→ **Directive**
Rewrite the data from the line with "metric-cell: Ture Acceptance" to the line with "1437, 1835, 1441]", changing "Music" to "Television" and leaving everything else unchanged.

→ **Materials provided**
★ ★ ★ ★ ★
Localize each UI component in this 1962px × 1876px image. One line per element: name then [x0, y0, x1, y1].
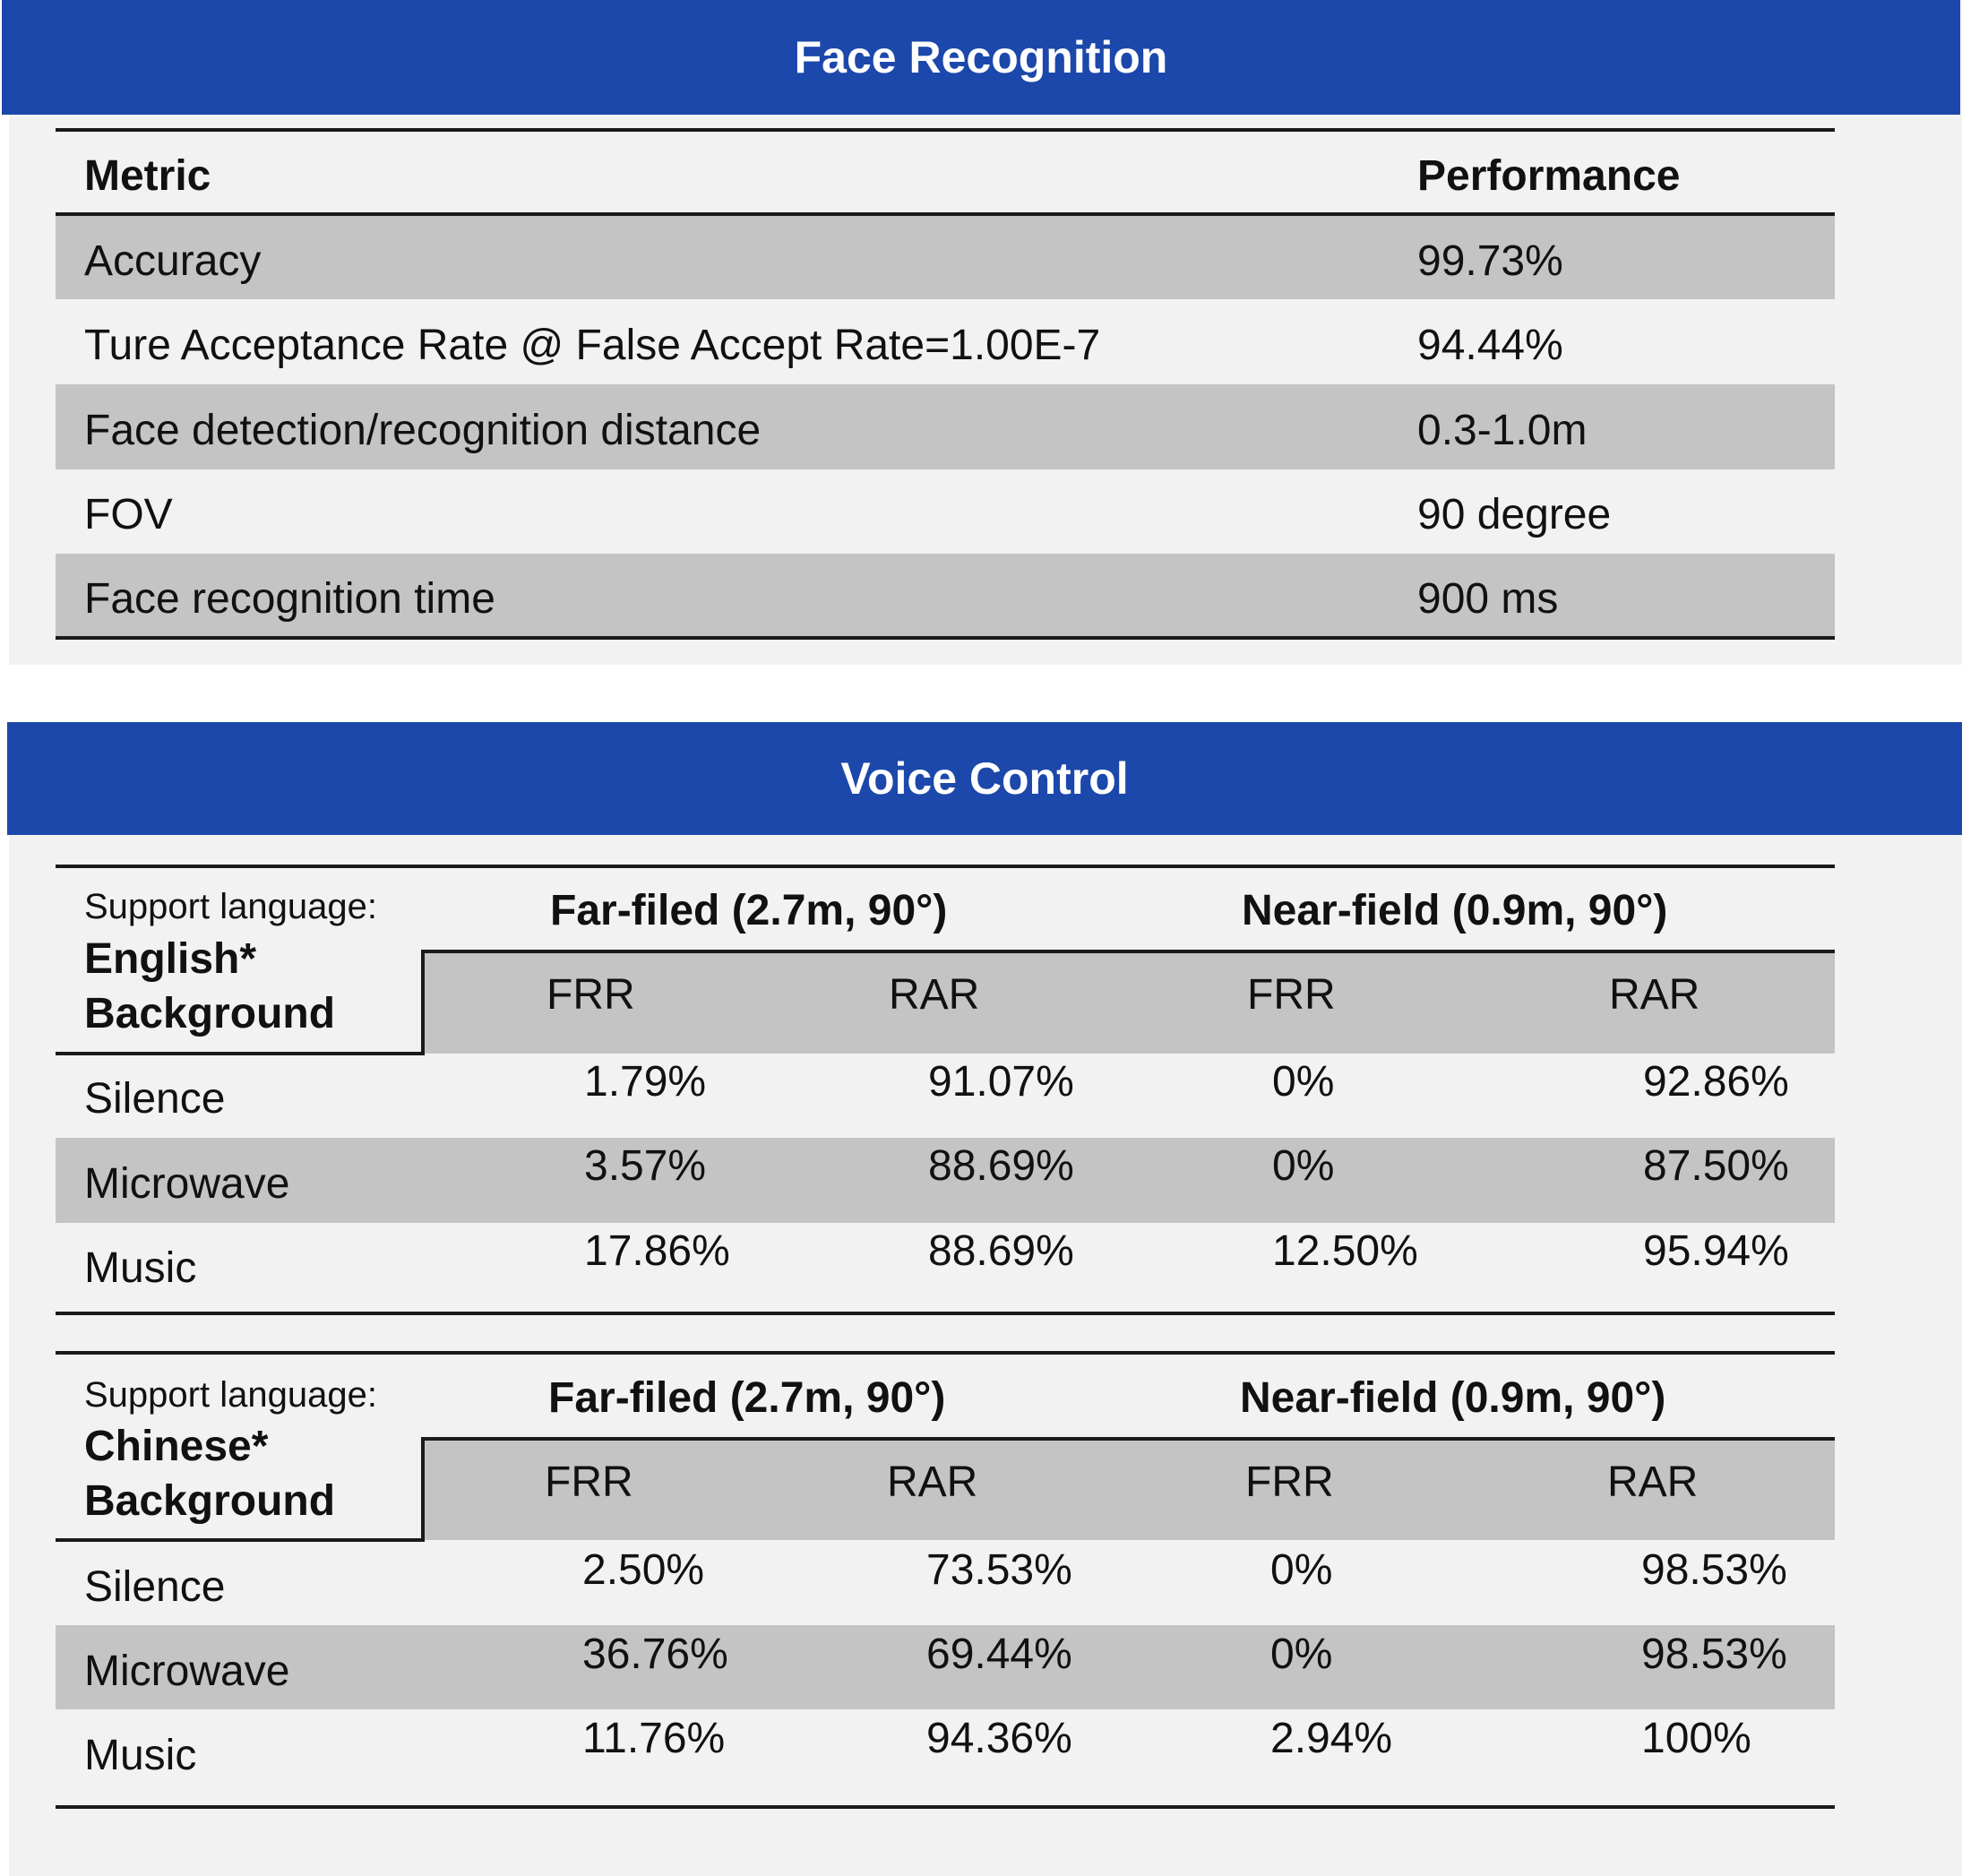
metric-cell: Ture Acceptance Rate @ False Accept Rate…	[84, 322, 1101, 369]
background-row-name: Microwave	[84, 1648, 290, 1695]
face-recognition-title: Face Recognition	[2, 0, 1960, 115]
value-cell: 88.69%	[928, 1227, 1074, 1275]
rar-subheader: RAR	[1609, 971, 1700, 1019]
table-bottom-rule	[56, 1805, 1835, 1809]
performance-cell: 900 ms	[1417, 575, 1559, 623]
frr-subheader: FRR	[1247, 971, 1336, 1019]
rar-subheader: RAR	[1607, 1459, 1699, 1506]
table-top-rule	[56, 1351, 1835, 1355]
near-field-header: Near-field (0.9m, 90°)	[1240, 1374, 1666, 1422]
value-cell: 92.86%	[1643, 1058, 1789, 1106]
value-cell: 3.57%	[584, 1142, 707, 1190]
value-cell: 0%	[1272, 1142, 1335, 1190]
far-field-header: Far-filed (2.7m, 90°)	[548, 1374, 946, 1422]
value-cell: 95.94%	[1643, 1227, 1789, 1275]
value-cell: 36.76%	[582, 1631, 728, 1678]
background-row-name: Music	[84, 1244, 197, 1292]
header-rule	[56, 212, 1835, 216]
row-band	[56, 216, 1835, 299]
value-cell: 98.53%	[1641, 1546, 1787, 1594]
value-cell: 1.79%	[584, 1058, 707, 1106]
value-cell: 88.69%	[928, 1142, 1074, 1190]
frr-subheader: FRR	[545, 1459, 633, 1506]
performance-column-header: Performance	[1417, 152, 1681, 200]
value-cell: 17.86%	[584, 1227, 730, 1275]
support-language-label: Support language:	[84, 887, 377, 926]
value-cell: 100%	[1641, 1715, 1751, 1762]
background-row-name: Music	[84, 1732, 197, 1779]
rar-subheader: RAR	[889, 971, 980, 1019]
performance-cell: 94.44%	[1417, 322, 1563, 369]
value-cell: 11.76%	[582, 1715, 726, 1762]
subheader-top-rule	[423, 1437, 1835, 1441]
background-row-name: Microwave	[84, 1160, 290, 1208]
subheader-top-rule	[423, 950, 1835, 953]
value-cell: 91.07%	[928, 1058, 1074, 1106]
value-cell: 94.36%	[926, 1715, 1072, 1762]
frr-subheader: FRR	[546, 971, 635, 1019]
background-row-name: Silence	[84, 1563, 226, 1611]
table-top-rule	[56, 128, 1835, 132]
metric-cell: FOV	[84, 491, 173, 538]
subheader-band	[423, 951, 1835, 1054]
performance-cell: 0.3-1.0m	[1417, 407, 1588, 454]
background-row-name: Silence	[84, 1075, 226, 1123]
support-language-label: Support language:	[84, 1375, 377, 1415]
voice-control-title: Voice Control	[7, 722, 1962, 835]
subheader-band	[423, 1439, 1835, 1540]
value-cell: 98.53%	[1641, 1631, 1787, 1678]
row-header-rule	[56, 1538, 425, 1542]
value-cell: 2.94%	[1270, 1715, 1393, 1762]
row-band	[56, 1138, 1835, 1223]
subheader-side-rule	[421, 950, 425, 1055]
language-label: English*	[84, 935, 257, 983]
metric-cell: Face detection/recognition distance	[84, 407, 762, 454]
value-cell: 0%	[1272, 1058, 1335, 1106]
table-top-rule	[56, 865, 1835, 868]
value-cell: 12.50%	[1272, 1227, 1418, 1275]
metric-column-header: Metric	[84, 152, 211, 200]
value-cell: 87.50%	[1643, 1142, 1789, 1190]
performance-cell: 90 degree	[1417, 491, 1612, 538]
rar-subheader: RAR	[887, 1459, 978, 1506]
table-bottom-rule	[56, 636, 1835, 640]
performance-cell: 99.73%	[1417, 237, 1563, 285]
row-band	[56, 554, 1835, 638]
language-label: Chinese*	[84, 1423, 269, 1470]
background-label: Background	[84, 990, 336, 1037]
row-band	[56, 1625, 1835, 1709]
metric-cell: Accuracy	[84, 237, 262, 285]
far-field-header: Far-filed (2.7m, 90°)	[550, 887, 948, 934]
row-band	[56, 384, 1835, 469]
value-cell: 0%	[1270, 1546, 1333, 1594]
table-bottom-rule	[56, 1312, 1835, 1315]
value-cell: 73.53%	[926, 1546, 1072, 1594]
metric-cell: Face recognition time	[84, 575, 495, 623]
near-field-header: Near-field (0.9m, 90°)	[1242, 887, 1668, 934]
value-cell: 69.44%	[926, 1631, 1072, 1678]
background-label: Background	[84, 1477, 336, 1525]
value-cell: 2.50%	[582, 1546, 705, 1594]
row-header-rule	[56, 1052, 425, 1055]
frr-subheader: FRR	[1245, 1459, 1334, 1506]
subheader-side-rule	[421, 1437, 425, 1542]
value-cell: 0%	[1270, 1631, 1333, 1678]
★ ★ ★ ★ ★
→ **Finished task**
metric-cell: Ture Acceptance Rate @ False Accept Rate…	[84, 322, 1101, 369]
background-row-name: Microwave	[84, 1648, 290, 1695]
face-recognition-title: Face Recognition	[2, 0, 1960, 115]
value-cell: 88.69%	[928, 1227, 1074, 1275]
rar-subheader: RAR	[1609, 971, 1700, 1019]
table-bottom-rule	[56, 1805, 1835, 1809]
performance-cell: 900 ms	[1417, 575, 1559, 623]
frr-subheader: FRR	[1247, 971, 1336, 1019]
rar-subheader: RAR	[1607, 1459, 1699, 1506]
table-top-rule	[56, 1351, 1835, 1355]
near-field-header: Near-field (0.9m, 90°)	[1240, 1374, 1666, 1422]
value-cell: 92.86%	[1643, 1058, 1789, 1106]
value-cell: 3.57%	[584, 1142, 707, 1190]
value-cell: 0%	[1272, 1142, 1335, 1190]
far-field-header: Far-filed (2.7m, 90°)	[548, 1374, 946, 1422]
value-cell: 95.94%	[1643, 1227, 1789, 1275]
value-cell: 36.76%	[582, 1631, 728, 1678]
background-row-name: Television	[84, 1244, 197, 1292]
header-rule	[56, 212, 1835, 216]
row-band	[56, 216, 1835, 299]
value-cell: 98.53%	[1641, 1546, 1787, 1594]
value-cell: 1.79%	[584, 1058, 707, 1106]
value-cell: 88.69%	[928, 1142, 1074, 1190]
frr-subheader: FRR	[545, 1459, 633, 1506]
performance-column-header: Performance	[1417, 152, 1681, 200]
value-cell: 17.86%	[584, 1227, 730, 1275]
support-language-label: Support language:	[84, 887, 377, 926]
value-cell: 100%	[1641, 1715, 1751, 1762]
background-row-name: Television	[84, 1732, 197, 1779]
rar-subheader: RAR	[889, 971, 980, 1019]
performance-cell: 94.44%	[1417, 322, 1563, 369]
value-cell: 11.76%	[582, 1715, 726, 1762]
subheader-top-rule	[423, 1437, 1835, 1441]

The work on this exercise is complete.